Given task:
Repeat the material below exactly, line for line.

--- START OF Material shown ---

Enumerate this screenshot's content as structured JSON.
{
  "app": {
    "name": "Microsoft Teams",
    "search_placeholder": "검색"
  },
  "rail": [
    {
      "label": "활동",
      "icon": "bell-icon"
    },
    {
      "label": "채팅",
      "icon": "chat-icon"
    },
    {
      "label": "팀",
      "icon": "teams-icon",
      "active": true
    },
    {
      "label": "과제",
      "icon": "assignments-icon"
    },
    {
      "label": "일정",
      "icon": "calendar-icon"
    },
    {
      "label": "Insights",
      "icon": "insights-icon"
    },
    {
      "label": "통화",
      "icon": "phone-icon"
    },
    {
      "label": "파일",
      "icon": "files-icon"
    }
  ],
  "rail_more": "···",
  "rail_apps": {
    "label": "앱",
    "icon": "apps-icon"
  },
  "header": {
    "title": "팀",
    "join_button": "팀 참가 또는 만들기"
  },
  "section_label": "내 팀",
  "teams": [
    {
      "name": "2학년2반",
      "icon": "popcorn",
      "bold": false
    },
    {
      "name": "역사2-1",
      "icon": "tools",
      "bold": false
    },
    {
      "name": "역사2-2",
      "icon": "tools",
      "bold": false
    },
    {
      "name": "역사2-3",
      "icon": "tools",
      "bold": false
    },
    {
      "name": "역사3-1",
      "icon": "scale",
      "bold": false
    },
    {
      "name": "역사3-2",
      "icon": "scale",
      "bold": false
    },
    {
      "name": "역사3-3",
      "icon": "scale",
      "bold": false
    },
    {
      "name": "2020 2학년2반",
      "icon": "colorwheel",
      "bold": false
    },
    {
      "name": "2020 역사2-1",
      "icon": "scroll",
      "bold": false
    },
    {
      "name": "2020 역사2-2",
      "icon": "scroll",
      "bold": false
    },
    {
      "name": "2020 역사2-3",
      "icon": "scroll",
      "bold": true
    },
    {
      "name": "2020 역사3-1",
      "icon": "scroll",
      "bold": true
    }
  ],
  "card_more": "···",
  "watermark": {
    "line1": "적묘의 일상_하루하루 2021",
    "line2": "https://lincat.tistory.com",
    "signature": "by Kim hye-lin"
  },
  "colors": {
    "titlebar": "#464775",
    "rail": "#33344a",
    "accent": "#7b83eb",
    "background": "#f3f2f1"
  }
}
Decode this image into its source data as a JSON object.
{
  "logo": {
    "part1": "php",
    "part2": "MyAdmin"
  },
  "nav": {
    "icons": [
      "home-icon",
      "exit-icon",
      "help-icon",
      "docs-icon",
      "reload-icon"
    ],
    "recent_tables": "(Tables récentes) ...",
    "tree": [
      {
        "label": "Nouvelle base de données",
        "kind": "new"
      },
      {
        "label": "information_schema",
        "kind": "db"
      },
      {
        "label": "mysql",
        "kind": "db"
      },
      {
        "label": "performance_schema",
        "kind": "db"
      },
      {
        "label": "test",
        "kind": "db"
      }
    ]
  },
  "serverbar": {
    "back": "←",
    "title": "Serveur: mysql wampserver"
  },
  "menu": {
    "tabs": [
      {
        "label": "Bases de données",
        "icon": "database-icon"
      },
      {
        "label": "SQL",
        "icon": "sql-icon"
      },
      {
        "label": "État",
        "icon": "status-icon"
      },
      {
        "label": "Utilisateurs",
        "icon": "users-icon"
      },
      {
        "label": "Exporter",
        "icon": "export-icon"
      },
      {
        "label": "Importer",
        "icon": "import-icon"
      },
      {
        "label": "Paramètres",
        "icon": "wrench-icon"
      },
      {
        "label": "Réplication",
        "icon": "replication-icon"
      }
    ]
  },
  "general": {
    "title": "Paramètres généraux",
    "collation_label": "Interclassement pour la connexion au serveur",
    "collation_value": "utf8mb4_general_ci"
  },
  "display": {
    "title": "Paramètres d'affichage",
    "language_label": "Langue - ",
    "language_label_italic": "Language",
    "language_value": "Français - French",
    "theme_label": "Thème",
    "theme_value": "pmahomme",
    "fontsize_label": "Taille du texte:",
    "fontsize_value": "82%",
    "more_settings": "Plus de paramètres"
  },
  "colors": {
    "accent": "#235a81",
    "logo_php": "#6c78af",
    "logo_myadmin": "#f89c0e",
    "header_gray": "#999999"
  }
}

--- END OF Material shown ---

Problem solution:
Enumerate this screenshot's content as structured JSON.
{
  "app": {
    "name": "Microsoft Teams",
    "search_placeholder": "검색"
  },
  "rail": [
    {
      "label": "활동",
      "icon": "bell-icon"
    },
    {
      "label": "채팅",
      "icon": "chat-icon"
    },
    {
      "label": "팀",
      "icon": "teams-icon",
      "active": true
    },
    {
      "label": "과제",
      "icon": "assignments-icon"
    },
    {
      "label": "일정",
      "icon": "calendar-icon"
    },
    {
      "label": "Insights",
      "icon": "insights-icon"
    },
    {
      "label": "통화",
      "icon": "phone-icon"
    },
    {
      "label": "파일",
      "icon": "files-icon"
    }
  ],
  "rail_more": "···",
  "rail_apps": {
    "label": "앱",
    "icon": "apps-icon"
  },
  "header": {
    "title": "팀",
    "join_button": "팀 참가 또는 만들기"
  },
  "section_label": "내 팀",
  "teams": [
    {
      "name": "2학년2반",
      "icon": "popcorn",
      "bold": false
    },
    {
      "name": "역사2-1",
      "icon": "tools",
      "bold": false
    },
    {
      "name": "역사2-2",
      "icon": "tools",
      "bold": false
    },
    {
      "name": "역사2-3",
      "icon": "tools",
      "bold": false
    },
    {
      "name": "역사3-1",
      "icon": "scale",
      "bold": false
    },
    {
      "name": "역사3-2",
      "icon": "scale",
      "bold": false
    },
    {
      "name": "역사3-3",
      "icon": "scale",
      "bold": false
    },
    {
      "name": "2020 2학년2반",
      "icon": "colorwheel",
      "bold": false
    },
    {
      "name": "2020 역사2-1",
      "icon": "scroll",
      "bold": false
    },
    {
      "name": "2020 역사2-2",
      "icon": "scroll",
      "bold": false
    },
    {
      "name": "2020 역사2-3",
      "icon": "scroll",
      "bold": true
    },
    {
      "name": "2020 역사3-1",
      "icon": "scroll",
      "bold": true
    }
  ],
  "card_more": "···",
  "watermark": {
    "line1": "적묘의 일상_하루하루 2021",
    "line2": "https://lincat.tistory.com",
    "signature": "by Kim hye-lin"
  },
  "colors": {
    "titlebar": "#464775",
    "rail": "#33344a",
    "accent": "#7b83eb",
    "background": "#f3f2f1"
  }
}
Decode this image into its source data as a JSON object.
{
  "logo": {
    "part1": "php",
    "part2": "MyAdmin"
  },
  "nav": {
    "icons": [
      "home-icon",
      "exit-icon",
      "help-icon",
      "docs-icon",
      "reload-icon"
    ],
    "recent_tables": "(Tables récentes) ...",
    "tree": [
      {
        "label": "Nouvelle base de données",
        "kind": "new"
      },
      {
        "label": "information_schema",
        "kind": "db"
      },
      {
        "label": "mysql",
        "kind": "db"
      },
      {
        "label": "performance_schema",
        "kind": "db"
      },
      {
        "label": "test",
        "kind": "db"
      }
    ]
  },
  "serverbar": {
    "back": "←",
    "title": "Serveur: mysql wampserver"
  },
  "menu": {
    "tabs": [
      {
        "label": "Bases de données",
        "icon": "database-icon"
      },
      {
        "label": "SQL",
        "icon": "sql-icon"
      },
      {
        "label": "État",
        "icon": "status-icon"
      },
      {
        "label": "Utilisateurs",
        "icon": "users-icon"
      },
      {
        "label": "Exporter",
        "icon": "export-icon"
      },
      {
        "label": "Importer",
        "icon": "import-icon"
      },
      {
        "label": "Paramètres",
        "icon": "wrench-icon"
      },
      {
        "label": "Réplication",
        "icon": "replication-icon"
      }
    ]
  },
  "general": {
    "title": "Paramètres généraux",
    "collation_label": "Interclassement pour la connexion au serveur",
    "collation_value": "utf8mb4_general_ci"
  },
  "display": {
    "title": "Paramètres d'affichage",
    "language_label": "Langue - ",
    "language_label_italic": "Language",
    "language_value": "Français - French",
    "theme_label": "Thème",
    "theme_value": "pmahomme",
    "fontsize_label": "Taille du texte:",
    "fontsize_value": "82%",
    "more_settings": "Plus de paramètres"
  },
  "colors": {
    "accent": "#235a81",
    "logo_php": "#6c78af",
    "logo_myadmin": "#f89c0e",
    "header_gray": "#999999"
  }
}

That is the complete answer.